Data entries
◇ ◇ ◇

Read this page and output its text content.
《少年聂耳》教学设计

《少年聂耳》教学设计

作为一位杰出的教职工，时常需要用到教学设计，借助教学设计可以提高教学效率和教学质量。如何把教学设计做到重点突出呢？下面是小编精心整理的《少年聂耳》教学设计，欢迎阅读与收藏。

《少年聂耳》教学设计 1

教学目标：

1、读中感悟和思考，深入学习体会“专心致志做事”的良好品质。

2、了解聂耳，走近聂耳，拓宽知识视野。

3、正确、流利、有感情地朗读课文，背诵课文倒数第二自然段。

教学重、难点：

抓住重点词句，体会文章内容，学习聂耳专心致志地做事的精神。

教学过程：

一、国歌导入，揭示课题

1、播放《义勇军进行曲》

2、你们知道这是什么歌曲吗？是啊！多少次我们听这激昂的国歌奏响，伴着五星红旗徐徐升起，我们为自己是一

◇ ◇ ◇

From the entries, report each line that includes the word "少年聂耳".

《少年聂耳》教学设计
《少年聂耳》教学设计
作为一位杰出的教职工，时常需要用到教学设计，借助教学设计可以提高教学效率和教学质量。如何把教学设计做到重点突出呢？下面是小编精心整理的《少年聂耳》教学设计，欢迎阅读与收藏。
《少年聂耳》教学设计 1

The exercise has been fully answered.